• **REQUEST**
Each entry below must be repeated exactly, with pictures left out.

(Stored items)
= = =

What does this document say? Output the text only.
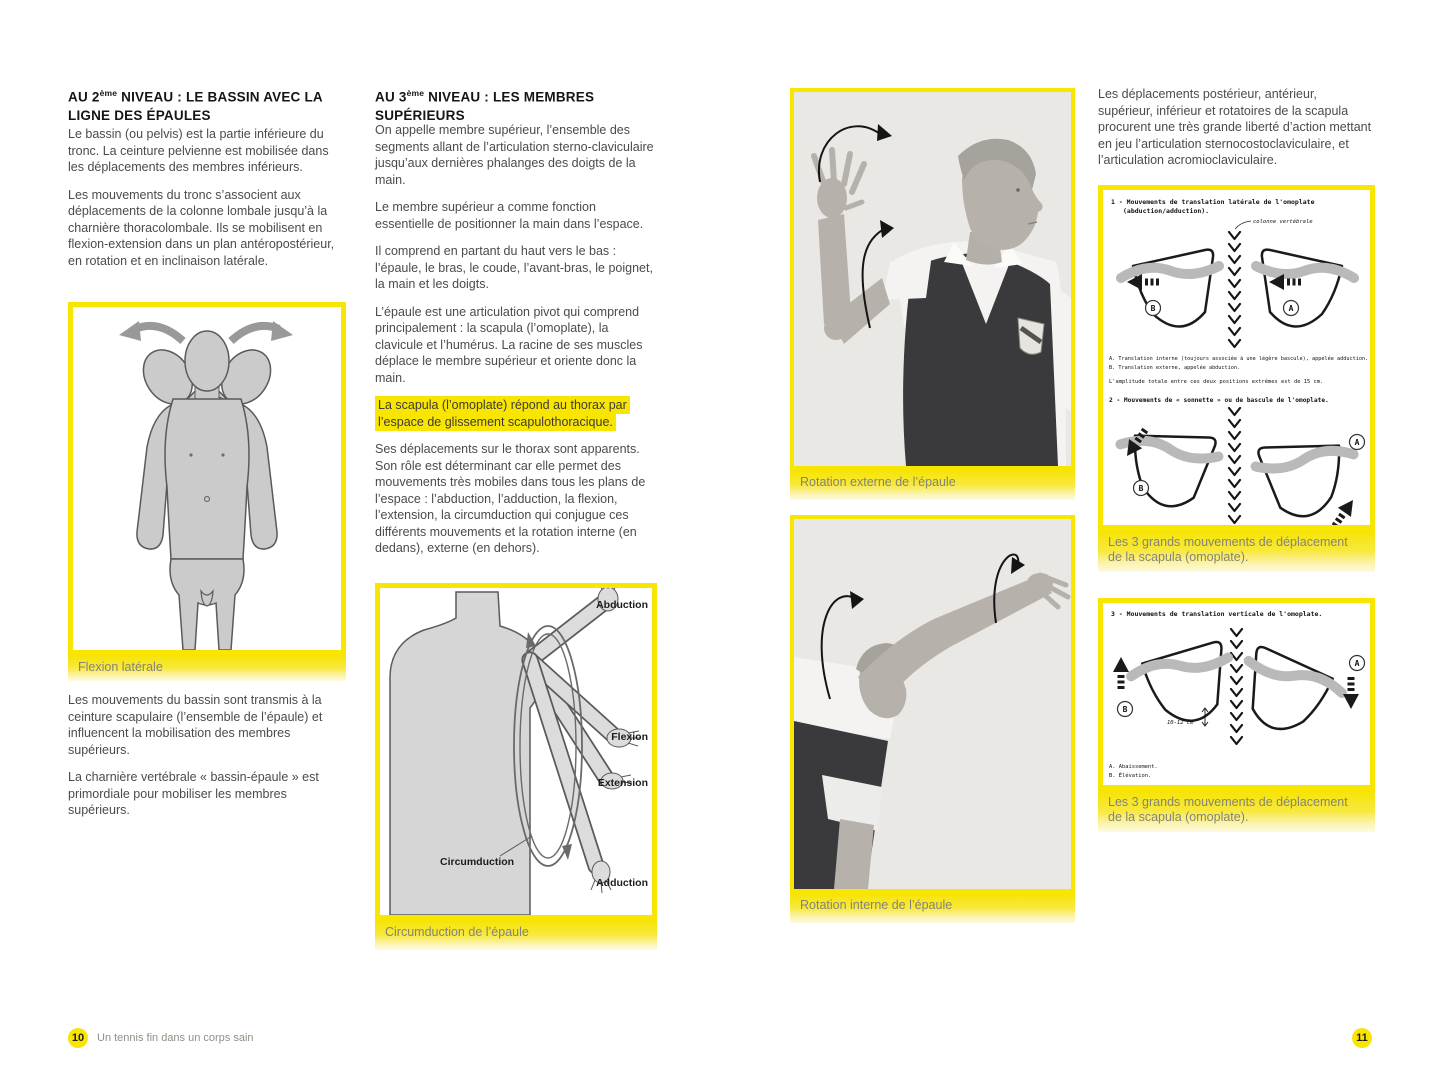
AU 2ème NIVEAU : LE BASSIN AVEC LA LIGNE DES ÉPAULES

Le bassin (ou pelvis) est la partie inférieure du tronc. La ceinture pelvienne est mobilisée dans les déplacements des membres inférieurs.

Les mouvements du tronc s’associent aux déplacements de la colonne lombale jusqu’à la charnière thoracolombale. Ils se mobilisent en flexion-extension dans un plan antéropostérieur, en rotation et en inclinaison latérale.

Flexion latérale

Les mouvements du bassin sont transmis à la ceinture scapulaire (l’ensemble de l’épaule) et influencent la mobilisation des membres supérieurs.

La charnière vertébrale « bassin-épaule » est primordiale pour mobiliser les membres supérieurs.

AU 3ème NIVEAU : LES MEMBRES SUPÉRIEURS

On appelle membre supérieur, l’ensemble des segments allant de l’articulation sterno-claviculaire jusqu’aux dernières phalanges des doigts de la main.

Le membre supérieur a comme fonction essentielle de positionner la main dans l’espace.

Il comprend en partant du haut vers le bas : l’épaule, le bras, le coude, l’avant-bras, le poignet, la main et les doigts.

L’épaule est une articulation pivot qui comprend principalement : la scapula (l’omoplate), la clavicule et l’humérus. La racine de ses muscles déplace le membre supérieur et oriente donc la main.

La scapula (l’omoplate) répond au thorax par l’espace de glissement scapulothoracique.

Ses déplacements sur le thorax sont apparents. Son rôle est déterminant car elle permet des mouvements très mobiles dans tous les plans de l’espace : l’abduction, l’adduction, la flexion, l’extension, la circumduction qui conjugue ces différents mouvements et la rotation interne (en dedans), externe (en dehors).

Abduction
Flexion
Extension
Circumduction
Adduction
Circumduction de l’épaule
Rotation externe de l’épaule
Rotation interne de l’épaule

Les déplacements postérieur, antérieur, supérieur, inférieur et rotatoires de la scapula procurent une très grande liberté d’action mettant en jeu l’articulation sternocostoclaviculaire, et l’articulation acromioclaviculaire.

1 - Mouvements de translation latérale de l'omoplate
(abduction/adduction).
colonne vertébrale
B	A
A. Translation interne (toujours associée à une légère bascule), appelée adduction.
B. Translation externe, appelée abduction.
L'amplitude totale entre ces deux positions extrêmes est de 15 cm.
2 - Mouvements de « sonnette » ou de bascule de l'omoplate.
B
A
Les 3 grands mouvements de déplacement de la scapula (omoplate).
3 - Mouvements de translation verticale de l'omoplate.
B
10-12 cm
A
A. Abaissement.
B. Élévation.
Les 3 grands mouvements de déplacement de la scapula (omoplate).
10	Un tennis fin dans un corps sain	11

= = =

• **SOLUTION TO THE EXERCISE**
What does this document say? Output the text only.
AU 2ème NIVEAU : LE BASSIN AVEC LA LIGNE DES ÉPAULES

Le bassin (ou pelvis) est la partie inférieure du tronc. La ceinture pelvienne est mobilisée dans les déplacements des membres inférieurs.

Les mouvements du tronc s’associent aux déplacements de la colonne lombale jusqu’à la charnière thoracolombale. Ils se mobilisent en flexion-extension dans un plan antéropostérieur, en rotation et en inclinaison latérale.

Flexion latérale

Les mouvements du bassin sont transmis à la ceinture scapulaire (l’ensemble de l’épaule) et influencent la mobilisation des membres supérieurs.

La charnière vertébrale « bassin-épaule » est primordiale pour mobiliser les membres supérieurs.

AU 3ème NIVEAU : LES MEMBRES SUPÉRIEURS

On appelle membre supérieur, l’ensemble des segments allant de l’articulation sterno-claviculaire jusqu’aux dernières phalanges des doigts de la main.

Le membre supérieur a comme fonction essentielle de positionner la main dans l’espace.

Il comprend en partant du haut vers le bas : l’épaule, le bras, le coude, l’avant-bras, le poignet, la main et les doigts.

L’épaule est une articulation pivot qui comprend principalement : la scapula (l’omoplate), la clavicule et l’humérus. La racine de ses muscles déplace le membre supérieur et oriente donc la main.

La scapula (l’omoplate) répond au thorax par l’espace de glissement scapulothoracique.

Ses déplacements sur le thorax sont apparents. Son rôle est déterminant car elle permet des mouvements très mobiles dans tous les plans de l’espace : l’abduction, l’adduction, la flexion, l’extension, la circumduction qui conjugue ces différents mouvements et la rotation interne (en dedans), externe (en dehors).

Abduction
Flexion
Extension
Circumduction
Adduction
Circumduction de l’épaule
Rotation externe de l’épaule
Rotation interne de l’épaule

Les déplacements postérieur, antérieur, supérieur, inférieur et rotatoires de la scapula procurent une très grande liberté d’action mettant en jeu l’articulation sternocostoclaviculaire, et l’articulation acromioclaviculaire.

1 - Mouvements de translation latérale de l'omoplate
(abduction/adduction).
colonne vertébrale
B	A
A. Translation interne (toujours associée à une légère bascule), appelée adduction.
B. Translation externe, appelée abduction.
L'amplitude totale entre ces deux positions extrêmes est de 15 cm.
2 - Mouvements de « sonnette » ou de bascule de l'omoplate.
B
A
Les 3 grands mouvements de déplacement de la scapula (omoplate).
3 - Mouvements de translation verticale de l'omoplate.
B
10-12 cm
A
A. Abaissement.
B. Élévation.
Les 3 grands mouvements de déplacement de la scapula (omoplate).
10	Un tennis fin dans un corps sain	11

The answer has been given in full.